>> START EXCERPTED RECORDS
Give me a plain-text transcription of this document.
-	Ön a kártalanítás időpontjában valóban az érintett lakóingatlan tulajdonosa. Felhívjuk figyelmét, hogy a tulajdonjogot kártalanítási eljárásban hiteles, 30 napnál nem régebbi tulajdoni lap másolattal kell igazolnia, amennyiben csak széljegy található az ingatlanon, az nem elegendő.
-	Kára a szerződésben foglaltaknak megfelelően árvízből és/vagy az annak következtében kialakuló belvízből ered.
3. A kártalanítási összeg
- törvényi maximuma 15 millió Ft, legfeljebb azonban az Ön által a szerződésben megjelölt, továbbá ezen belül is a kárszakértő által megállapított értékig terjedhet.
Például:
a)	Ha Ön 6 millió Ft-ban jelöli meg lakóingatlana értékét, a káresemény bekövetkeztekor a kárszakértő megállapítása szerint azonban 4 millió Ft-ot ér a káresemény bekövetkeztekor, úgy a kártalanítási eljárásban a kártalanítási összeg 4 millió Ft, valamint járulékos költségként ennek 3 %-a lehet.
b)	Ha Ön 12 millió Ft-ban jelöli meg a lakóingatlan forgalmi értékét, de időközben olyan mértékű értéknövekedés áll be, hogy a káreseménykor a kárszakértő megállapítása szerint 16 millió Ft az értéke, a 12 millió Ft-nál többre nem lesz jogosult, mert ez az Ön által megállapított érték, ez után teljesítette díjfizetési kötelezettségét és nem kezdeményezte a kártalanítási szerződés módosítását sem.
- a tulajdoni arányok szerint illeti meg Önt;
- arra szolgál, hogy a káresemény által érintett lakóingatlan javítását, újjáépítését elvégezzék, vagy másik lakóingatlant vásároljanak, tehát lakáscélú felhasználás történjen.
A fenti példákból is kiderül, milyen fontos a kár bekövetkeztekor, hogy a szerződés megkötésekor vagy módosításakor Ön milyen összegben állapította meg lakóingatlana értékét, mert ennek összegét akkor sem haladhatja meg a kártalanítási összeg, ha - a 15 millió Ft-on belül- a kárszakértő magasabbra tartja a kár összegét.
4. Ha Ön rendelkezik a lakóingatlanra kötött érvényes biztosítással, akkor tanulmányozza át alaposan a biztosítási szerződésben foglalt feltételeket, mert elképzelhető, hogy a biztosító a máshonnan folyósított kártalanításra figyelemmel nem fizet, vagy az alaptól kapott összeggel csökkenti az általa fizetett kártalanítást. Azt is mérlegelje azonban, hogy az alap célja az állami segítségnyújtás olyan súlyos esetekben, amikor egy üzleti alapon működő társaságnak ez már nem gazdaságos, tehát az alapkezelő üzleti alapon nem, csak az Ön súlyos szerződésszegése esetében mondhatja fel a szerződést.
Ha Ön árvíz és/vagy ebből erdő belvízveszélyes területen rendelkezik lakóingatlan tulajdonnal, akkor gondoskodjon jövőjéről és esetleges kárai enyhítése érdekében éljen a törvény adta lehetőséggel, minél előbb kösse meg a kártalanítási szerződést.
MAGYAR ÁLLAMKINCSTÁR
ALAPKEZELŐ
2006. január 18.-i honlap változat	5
>> END EXCERPTED RECORDS
**EXERCISE**: Print every entry exactly as it appears.

**THE OUTPUT**:
Give me a plain-text transcription of this document.
-	Ön a kártalanítás időpontjában valóban az érintett lakóingatlan tulajdonosa. Felhívjuk figyelmét, hogy a tulajdonjogot kártalanítási eljárásban hiteles, 30 napnál nem régebbi tulajdoni lap másolattal kell igazolnia, amennyiben csak széljegy található az ingatlanon, az nem elegendő.
-	Kára a szerződésben foglaltaknak megfelelően árvízből és/vagy az annak következtében kialakuló belvízből ered.
3. A kártalanítási összeg
- törvényi maximuma 15 millió Ft, legfeljebb azonban az Ön által a szerződésben megjelölt, továbbá ezen belül is a kárszakértő által megállapított értékig terjedhet.
Például:
a)	Ha Ön 6 millió Ft-ban jelöli meg lakóingatlana értékét, a káresemény bekövetkeztekor a kárszakértő megállapítása szerint azonban 4 millió Ft-ot ér a káresemény bekövetkeztekor, úgy a kártalanítási eljárásban a kártalanítási összeg 4 millió Ft, valamint járulékos költségként ennek 3 %-a lehet.
b)	Ha Ön 12 millió Ft-ban jelöli meg a lakóingatlan forgalmi értékét, de időközben olyan mértékű értéknövekedés áll be, hogy a káreseménykor a kárszakértő megállapítása szerint 16 millió Ft az értéke, a 12 millió Ft-nál többre nem lesz jogosult, mert ez az Ön által megállapított érték, ez után teljesítette díjfizetési kötelezettségét és nem kezdeményezte a kártalanítási szerződés módosítását sem.
- a tulajdoni arányok szerint illeti meg Önt;
- arra szolgál, hogy a káresemény által érintett lakóingatlan javítását, újjáépítését elvégezzék, vagy másik lakóingatlant vásároljanak, tehát lakáscélú felhasználás történjen.
A fenti példákból is kiderül, milyen fontos a kár bekövetkeztekor, hogy a szerződés megkötésekor vagy módosításakor Ön milyen összegben állapította meg lakóingatlana értékét, mert ennek összegét akkor sem haladhatja meg a kártalanítási összeg, ha - a 15 millió Ft-on belül- a kárszakértő magasabbra tartja a kár összegét.
4. Ha Ön rendelkezik a lakóingatlanra kötött érvényes biztosítással, akkor tanulmányozza át alaposan a biztosítási szerződésben foglalt feltételeket, mert elképzelhető, hogy a biztosító a máshonnan folyósított kártalanításra figyelemmel nem fizet, vagy az alaptól kapott összeggel csökkenti az általa fizetett kártalanítást. Azt is mérlegelje azonban, hogy az alap célja az állami segítségnyújtás olyan súlyos esetekben, amikor egy üzleti alapon működő társaságnak ez már nem gazdaságos, tehát az alapkezelő üzleti alapon nem, csak az Ön súlyos szerződésszegése esetében mondhatja fel a szerződést.
Ha Ön árvíz és/vagy ebből erdő belvízveszélyes területen rendelkezik lakóingatlan tulajdonnal, akkor gondoskodjon jövőjéről és esetleges kárai enyhítése érdekében éljen a törvény adta lehetőséggel, minél előbb kösse meg a kártalanítási szerződést.
MAGYAR ÁLLAMKINCSTÁR
ALAPKEZELŐ
2006. január 18.-i honlap változat	5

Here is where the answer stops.